TASK DIRECTIONS:
Rewrite the records below, switching every "interactable" to "clickable" and keeping everything else unchanged. Omit the pictures from your answer.

Records from a data collection:
============================================================

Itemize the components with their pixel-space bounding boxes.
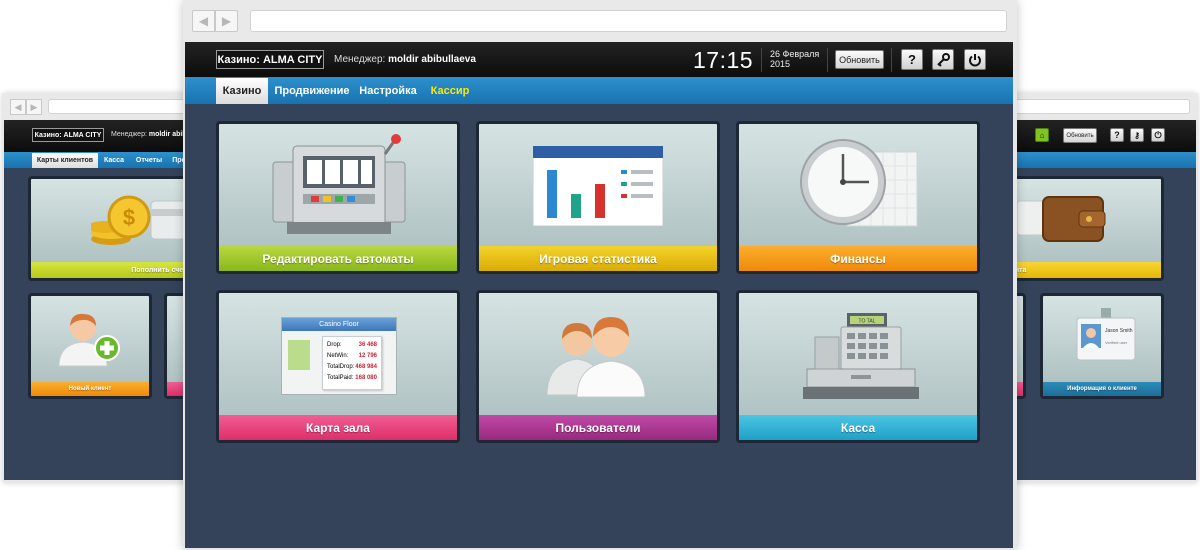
register-display-text: TO TAL xyxy=(859,319,876,325)
tile-game-statistics-label: Игровая статистика xyxy=(479,246,717,271)
tile-floor-map-label: Карта зала xyxy=(219,415,457,440)
menu-item-cashier[interactable]: Кассир xyxy=(425,78,475,104)
id-badge-icon: Jason Smith Verified user xyxy=(1076,308,1136,361)
header-separator-2 xyxy=(827,48,828,72)
power-icon[interactable] xyxy=(964,49,986,70)
manager-info: Менеджер: moldir abibullaeva xyxy=(334,54,476,65)
manager-name: moldir abibullaeva xyxy=(388,54,476,65)
badge-name-text: Jason Smith xyxy=(1105,328,1133,334)
tile-users-label: Пользователи xyxy=(479,415,717,440)
left-casino-label: Казино: ALMA CITY xyxy=(32,128,104,142)
floor-stat-row: NetWin: 12 796 xyxy=(327,351,377,362)
help-icon[interactable]: ? xyxy=(901,49,923,70)
cash-register-icon: TO TAL xyxy=(803,313,919,399)
tile-users[interactable]: Пользователи xyxy=(476,290,720,443)
slot-machine-icon xyxy=(272,134,406,234)
time-display: 17:15 xyxy=(693,47,754,73)
main-nav-buttons: ◀ ▶ xyxy=(192,10,238,32)
users-icon xyxy=(546,317,646,398)
right-key-icon[interactable]: ⚷ xyxy=(1130,128,1144,142)
floor-stat-value: 468 984 xyxy=(355,364,377,370)
floor-stat-row: TotalDrop: 468 984 xyxy=(327,362,377,373)
right-power-icon[interactable]: ⏻ xyxy=(1151,128,1165,142)
left-nav-buttons: ◀ ▶ xyxy=(10,99,42,115)
svg-text:$: $ xyxy=(123,205,135,230)
casino-floor-icon: Casino Floor Drop: 36 468 NetWin: 12 796 T… xyxy=(281,317,397,395)
badge-sub-text: Verified user xyxy=(1105,340,1128,345)
date-line-2: 2015 xyxy=(770,59,791,70)
left-manager-prefix: Менеджер: xyxy=(111,131,147,138)
key-glyph xyxy=(937,52,950,67)
main-app: Казино: ALMA CITY Менеджер: moldir abibu… xyxy=(185,42,1013,548)
tile-edit-machines[interactable]: Редактировать автоматы xyxy=(216,121,460,274)
bar-chart-icon xyxy=(533,146,663,226)
tile-floor-map[interactable]: Casino Floor Drop: 36 468 NetWin: 12 796 T… xyxy=(216,290,460,443)
right-tile-client-info[interactable]: Jason Smith Verified user Информация о к… xyxy=(1040,293,1164,399)
refresh-button[interactable]: Обновить xyxy=(835,50,884,69)
right-help-icon[interactable]: ? xyxy=(1110,128,1124,142)
header-separator-3 xyxy=(891,48,892,72)
floor-stat-key: NetWin: xyxy=(327,353,349,359)
floor-stat-key: Drop: xyxy=(327,342,342,348)
left-tile-new-client-label: Новый клиент xyxy=(31,382,149,396)
clock-icon xyxy=(800,139,918,227)
back-arrow-icon[interactable]: ◀ xyxy=(10,99,26,115)
casino-floor-title: Casino Floor xyxy=(282,318,396,331)
tile-finance[interactable]: Финансы xyxy=(736,121,980,274)
floor-stat-row: TotalPaid: 168 080 xyxy=(327,373,377,384)
forward-arrow-icon[interactable]: ▶ xyxy=(26,99,42,115)
tile-edit-machines-label: Редактировать автоматы xyxy=(219,246,457,271)
floor-stat-key: TotalPaid: xyxy=(327,375,354,381)
floor-arrow-shape xyxy=(288,340,310,370)
power-glyph xyxy=(969,53,981,66)
casino-label: Казино: ALMA CITY xyxy=(216,50,324,69)
left-tile-new-client[interactable]: Новый клиент xyxy=(28,293,152,399)
main-menu: Казино Продвижение Настройка Кассир xyxy=(185,77,1013,104)
floor-stat-key: TotalDrop: xyxy=(327,364,355,370)
left-menu-item-cards[interactable]: Карты клиентов xyxy=(32,153,98,168)
floor-stat-value: 12 796 xyxy=(358,353,377,359)
floor-stat-value: 36 468 xyxy=(358,342,377,348)
main-url-bar[interactable] xyxy=(250,10,1007,32)
menu-item-settings[interactable]: Настройка xyxy=(357,78,419,104)
left-menu-item-reports[interactable]: Отчеты xyxy=(131,153,167,168)
date-display: 26 Февраля 2015 xyxy=(770,49,819,70)
date-line-1: 26 Февраля xyxy=(770,49,820,59)
key-icon[interactable] xyxy=(932,49,954,70)
left-menu-item-cash[interactable]: Касса xyxy=(99,153,129,168)
right-refresh-button[interactable]: Обновить xyxy=(1063,128,1097,143)
menu-item-casino[interactable]: Казино xyxy=(216,78,268,104)
tile-cash-register[interactable]: TO TAL Касса xyxy=(736,290,980,443)
tile-game-statistics[interactable]: Игровая статистика xyxy=(476,121,720,274)
floor-stat-row: Drop: 36 468 xyxy=(327,340,377,351)
add-user-icon xyxy=(58,313,120,367)
floor-stats-panel: Drop: 36 468 NetWin: 12 796 TotalDrop: 468 … xyxy=(322,336,382,390)
wallet-icon xyxy=(1017,196,1106,242)
tile-cash-register-label: Касса xyxy=(739,415,977,440)
tile-finance-label: Финансы xyxy=(739,246,977,271)
cashier-badge-icon[interactable]: ⌂ xyxy=(1035,128,1049,142)
main-forward-arrow-icon[interactable]: ▶ xyxy=(215,10,238,32)
floor-stat-value: 168 080 xyxy=(355,375,377,381)
manager-prefix: Менеджер: xyxy=(334,54,386,65)
header-separator-1 xyxy=(761,48,762,72)
main-back-arrow-icon[interactable]: ◀ xyxy=(192,10,215,32)
menu-item-promotion[interactable]: Продвижение xyxy=(273,78,351,104)
main-topbar: Казино: ALMA CITY Менеджер: moldir abibu… xyxy=(185,42,1013,77)
right-tile-client-info-label: Информация о клиенте xyxy=(1043,382,1161,396)
main-browser-window: ◀ ▶ Казино: ALMA CITY Менеджер: moldir a… xyxy=(183,0,1017,550)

============================================================

ANSWER FOR THE TASK:
Itemize the components with their pixel-space bounding boxes.
register-display-text: TO TAL xyxy=(859,319,876,325)
tile-game-statistics-label: Игровая статистика xyxy=(479,246,717,271)
tile-floor-map-label: Карта зала xyxy=(219,415,457,440)
menu-item-cashier[clickable]: Кассир xyxy=(425,78,475,104)
id-badge-icon: Jason Smith Verified user xyxy=(1076,308,1136,361)
header-separator-2 xyxy=(827,48,828,72)
power-icon[clickable] xyxy=(964,49,986,70)
manager-info: Менеджер: moldir abibullaeva xyxy=(334,54,476,65)
manager-name: moldir abibullaeva xyxy=(388,54,476,65)
badge-name-text: Jason Smith xyxy=(1105,328,1133,334)
tile-users-label: Пользователи xyxy=(479,415,717,440)
left-casino-label: Казино: ALMA CITY xyxy=(32,128,104,142)
floor-stat-row: NetWin: 12 796 xyxy=(327,351,377,362)
help-icon[clickable]: ? xyxy=(901,49,923,70)
cash-register-icon: TO TAL xyxy=(803,313,919,399)
tile-users[clickable]: Пользователи xyxy=(476,290,720,443)
slot-machine-icon xyxy=(272,134,406,234)
time-display: 17:15 xyxy=(693,47,754,73)
main-nav-buttons: ◀ ▶ xyxy=(192,10,238,32)
users-icon xyxy=(546,317,646,398)
right-key-icon[clickable]: ⚷ xyxy=(1130,128,1144,142)
floor-stat-value: 468 984 xyxy=(355,364,377,370)
floor-stat-row: TotalDrop: 468 984 xyxy=(327,362,377,373)
right-power-icon[clickable]: ⏻ xyxy=(1151,128,1165,142)
left-nav-buttons: ◀ ▶ xyxy=(10,99,42,115)
svg-text:$: $ xyxy=(123,205,135,230)
casino-floor-icon: Casino Floor Drop: 36 468 NetWin: 12 796 T… xyxy=(281,317,397,395)
badge-sub-text: Verified user xyxy=(1105,340,1128,345)
date-line-2: 2015 xyxy=(770,59,791,70)
left-manager-prefix: Менеджер: xyxy=(111,131,147,138)
key-glyph xyxy=(937,52,950,67)
main-app: Казино: ALMA CITY Менеджер: moldir abibu… xyxy=(185,42,1013,548)
tile-edit-machines[clickable]: Редактировать автоматы xyxy=(216,121,460,274)
bar-chart-icon xyxy=(533,146,663,226)
tile-floor-map[clickable]: Casino Floor Drop: 36 468 NetWin: 12 796 T… xyxy=(216,290,460,443)
right-tile-client-info[clickable]: Jason Smith Verified user Информация о к… xyxy=(1040,293,1164,399)
refresh-button[clickable]: Обновить xyxy=(835,50,884,69)
right-help-icon[clickable]: ? xyxy=(1110,128,1124,142)
header-separator-3 xyxy=(891,48,892,72)
floor-stat-key: NetWin: xyxy=(327,353,349,359)
floor-stat-key: Drop: xyxy=(327,342,342,348)
left-tile-new-client-label: Новый клиент xyxy=(31,382,149,396)
clock-icon xyxy=(800,139,918,227)
back-arrow-icon[clickable]: ◀ xyxy=(10,99,26,115)
casino-floor-title: Casino Floor xyxy=(282,318,396,331)
tile-finance[clickable]: Финансы xyxy=(736,121,980,274)
floor-stat-row: TotalPaid: 168 080 xyxy=(327,373,377,384)
forward-arrow-icon[clickable]: ▶ xyxy=(26,99,42,115)
tile-edit-machines-label: Редактировать автоматы xyxy=(219,246,457,271)
floor-stat-key: TotalPaid: xyxy=(327,375,354,381)
floor-arrow-shape xyxy=(288,340,310,370)
power-glyph xyxy=(969,53,981,66)
casino-label: Казино: ALMA CITY xyxy=(216,50,324,69)
left-tile-new-client[clickable]: Новый клиент xyxy=(28,293,152,399)
main-menu: Казино Продвижение Настройка Кассир xyxy=(185,77,1013,104)
floor-stat-key: TotalDrop: xyxy=(327,364,355,370)
left-menu-item-cards[clickable]: Карты клиентов xyxy=(32,153,98,168)
floor-stat-value: 12 796 xyxy=(358,353,377,359)
floor-stat-value: 36 468 xyxy=(358,342,377,348)
main-url-bar[clickable] xyxy=(250,10,1007,32)
menu-item-settings[clickable]: Настройка xyxy=(357,78,419,104)
left-menu-item-reports[clickable]: Отчеты xyxy=(131,153,167,168)
date-display: 26 Февраля 2015 xyxy=(770,49,819,70)
date-line-1: 26 Февраля xyxy=(770,49,820,59)
key-icon[clickable] xyxy=(932,49,954,70)
left-menu-item-cash[clickable]: Касса xyxy=(99,153,129,168)
right-refresh-button[clickable]: Обновить xyxy=(1063,128,1097,143)
menu-item-casino[clickable]: Казино xyxy=(216,78,268,104)
tile-cash-register[clickable]: TO TAL Касса xyxy=(736,290,980,443)
tile-game-statistics[clickable]: Игровая статистика xyxy=(476,121,720,274)
floor-stat-row: Drop: 36 468 xyxy=(327,340,377,351)
add-user-icon xyxy=(58,313,120,367)
floor-stats-panel: Drop: 36 468 NetWin: 12 796 TotalDrop: 468 … xyxy=(322,336,382,390)
wallet-icon xyxy=(1017,196,1106,242)
tile-cash-register-label: Касса xyxy=(739,415,977,440)
tile-finance-label: Финансы xyxy=(739,246,977,271)
cashier-badge-icon[clickable]: ⌂ xyxy=(1035,128,1049,142)
main-forward-arrow-icon[clickable]: ▶ xyxy=(215,10,238,32)
floor-stat-value: 168 080 xyxy=(355,375,377,381)
manager-prefix: Менеджер: xyxy=(334,54,386,65)
header-separator-1 xyxy=(761,48,762,72)
main-back-arrow-icon[clickable]: ◀ xyxy=(192,10,215,32)
menu-item-promotion[clickable]: Продвижение xyxy=(273,78,351,104)
main-topbar: Казино: ALMA CITY Менеджер: moldir abibu… xyxy=(185,42,1013,77)
right-tile-client-info-label: Информация о клиенте xyxy=(1043,382,1161,396)
main-browser-window: ◀ ▶ Казино: ALMA CITY Менеджер: moldir a… xyxy=(183,0,1017,550)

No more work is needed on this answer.